Supplied text:
DMV_Road_Assessment_Analysis

Project Overview
Key Objectives
Key Performance Indicators
Overview of Dataset Structure
Tools Used
Data Cleaning
Feature Engineering
Exploratory Data Analysis
Statistical Analysis
Logistic Regression Predicting Road Test Success
Failure Reasons
Data Analysis and Visualization
Key Findings
Recommendations
Limitations

Project Overview

This project analyzes a simulated DMV road test dataset to uncover the key factors that influence whether applicants pass or fail their driving test. With high failure rates leading to delays and added costs, the study aims to generate actionable insights that can improve training programs, optimize resource allocation, and support applicants in being better prepared.

Key Objectives

Demographic Insights: Explore pass/fail trends across age, gender, and race.
Training Effectiveness: Evaluate the impact of different training levels (Advanced, Basic, None) on outcomes.
Performance Drivers: Identify the most significant road assessment indicators that predict success.
Predictive Modeling: Build and test a logistic regression model to estimate pass likelihood and measure performance using accuracy, precision, recall, and F1-score.
Threshold Analysis: Demonstrate how varying cutoff points affect predictions using confusion matrices.

Dataset entries:
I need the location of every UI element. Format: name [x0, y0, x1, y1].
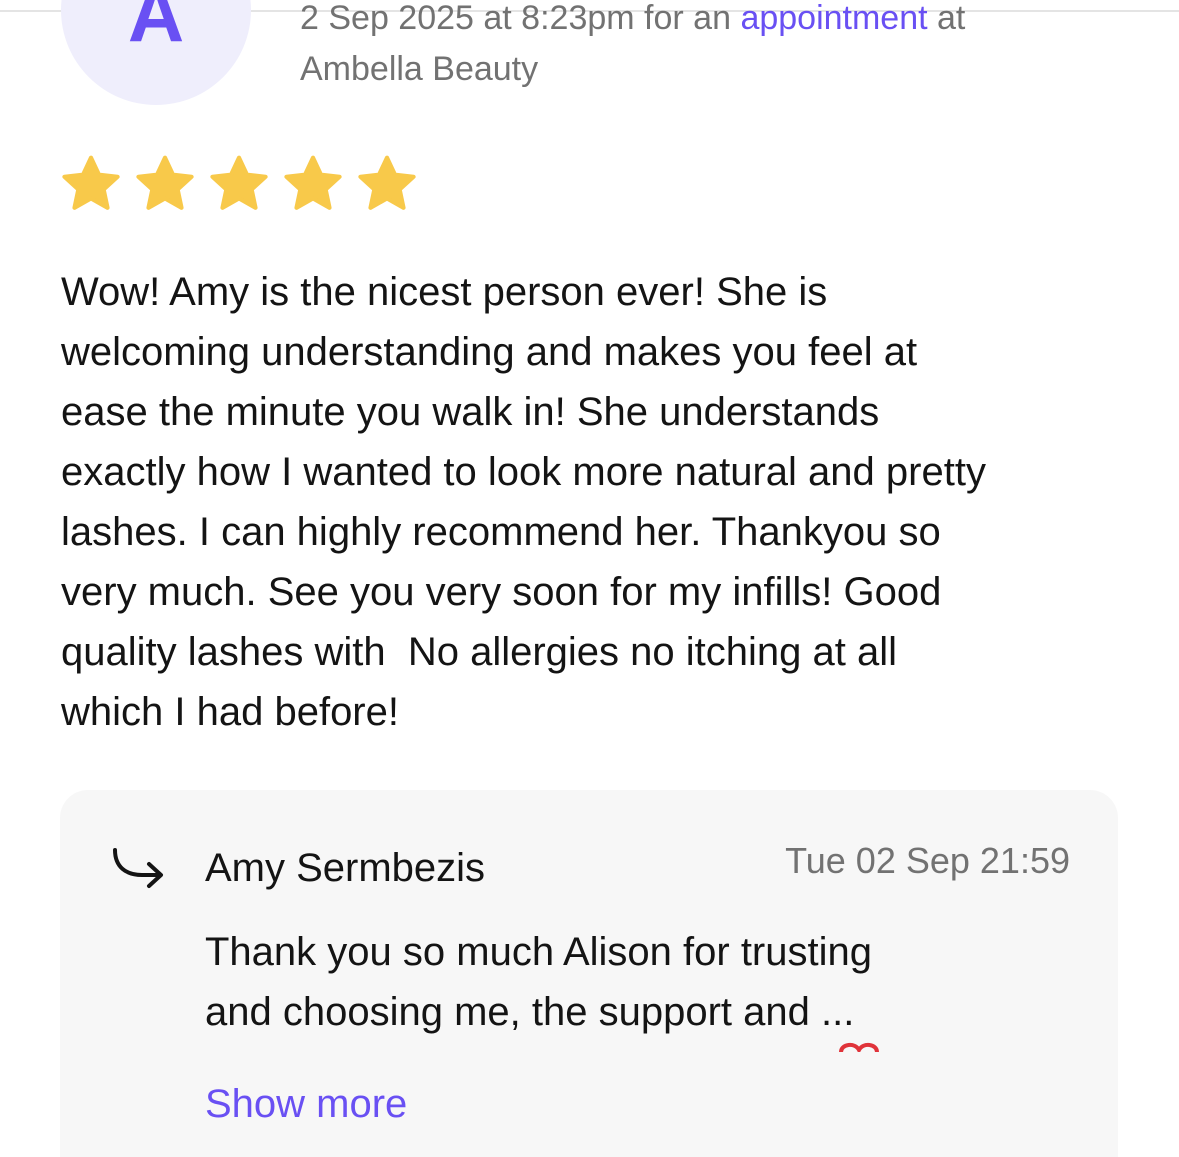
reply-date: Tue 02 Sep 21:59 [785, 840, 1070, 881]
reply-author: Amy Sermbezis [205, 846, 486, 890]
show-more-button[interactable]: Show more [205, 1076, 407, 1132]
review-date-text: 2 Sep 2025 at 8:23pm for an [300, 0, 741, 37]
avatar: A [61, 0, 251, 105]
star-icon [358, 155, 416, 210]
review-meta-line1: 2 Sep 2025 at 8:23pm for an appointment … [300, 0, 965, 43]
star-icon [210, 155, 268, 210]
heart-emoji-icon [839, 1043, 879, 1052]
reply-arrow-icon [113, 848, 163, 888]
star-icon [284, 155, 342, 210]
star-icon [62, 155, 120, 210]
review-page: A 2 Sep 2025 at 8:23pm for an appointmen… [0, 0, 1179, 1157]
reply-text: Thank you so much Alison for trusting an… [205, 930, 872, 1034]
reply-card: Amy Sermbezis Tue 02 Sep 21:59 Thank you… [60, 790, 1118, 1157]
star-rating [60, 153, 418, 217]
venue-name: Ambella Beauty [300, 50, 539, 88]
avatar-initial: A [127, 0, 185, 58]
review-meta-suffix: at [927, 0, 966, 37]
appointment-link[interactable]: appointment [740, 0, 927, 37]
review-text: Wow! Amy is the nicest person ever! She … [61, 270, 986, 734]
star-icon [136, 155, 194, 210]
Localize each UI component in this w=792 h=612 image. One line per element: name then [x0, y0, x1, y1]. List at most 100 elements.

Short exercise 1: Which training levels does the DMV road test analysis evaluate for their impact on outcomes?
Short exercise 2: Continue the DMV road test analysis from the point where it stops.

Expected answer 1: Advanced, Basic, and None.

Expected answer 2:
Interactive Dashboards: Design Power BI dashboards with dynamic filters (demographics, training, results) to provide intuitive, real-time insights.

key Performance Indicators

Overview of Dataset Structure

DADV-2-Capstone Project-Group D-Dataset Drivers License Data:-
Contains data on applicant’s demographics (age , gender and race), training participation and road assessment indicators.

Tools Used

Excel- Feature Engineering, Exploratory Data Analysis, Statistical Analysis and Data Visualization
- Download_Here
Power Bi- Data Visualization using DAX formulas
- Download_Here

Data Cleaning

Key Data Cleaning Process Included:-

Accurate data types of the fields were assigned.
The dataset was thoroughly checked for all the missing values and for duplication of data and no such things were found.
All the numeric fields are converted into numeric datatypes from general datatypes to ensure proper analysis.

Feature Engineering

The Age column was derived from the Age Group column using Generative AI tools. Applicants in the Teenager group were assigned ages 16–19, Young Adults were assigned ages 20–29, and Middle Age applicants were assigned ages 30–50.
For logistic regression, categorical variables were encoded into numeric format. The Gender column was converted to binary, with Male = 1 and Female = 0. From the Training_Type column, two dummy variables were created: Training_Advanced (Advanced = 1, Basic/None = 0) and Training_Basic (Basic = 1, Advanced/None = 0).

Exploratory Data Analysis

EDA involved exploring the DMV road assessment data to answer key questions, such as:

What is the total number of applicants, and among them, how many successfully qualified versus how many did not qualify?
What is the Qualification rate in DMV Road Assessment?
What is the distribution of applicants by gender (male vs. female), and within each group, how many passed and how many failed?
What is the distribution of applicants across different age groups?
What is the distribution of applicants across different race?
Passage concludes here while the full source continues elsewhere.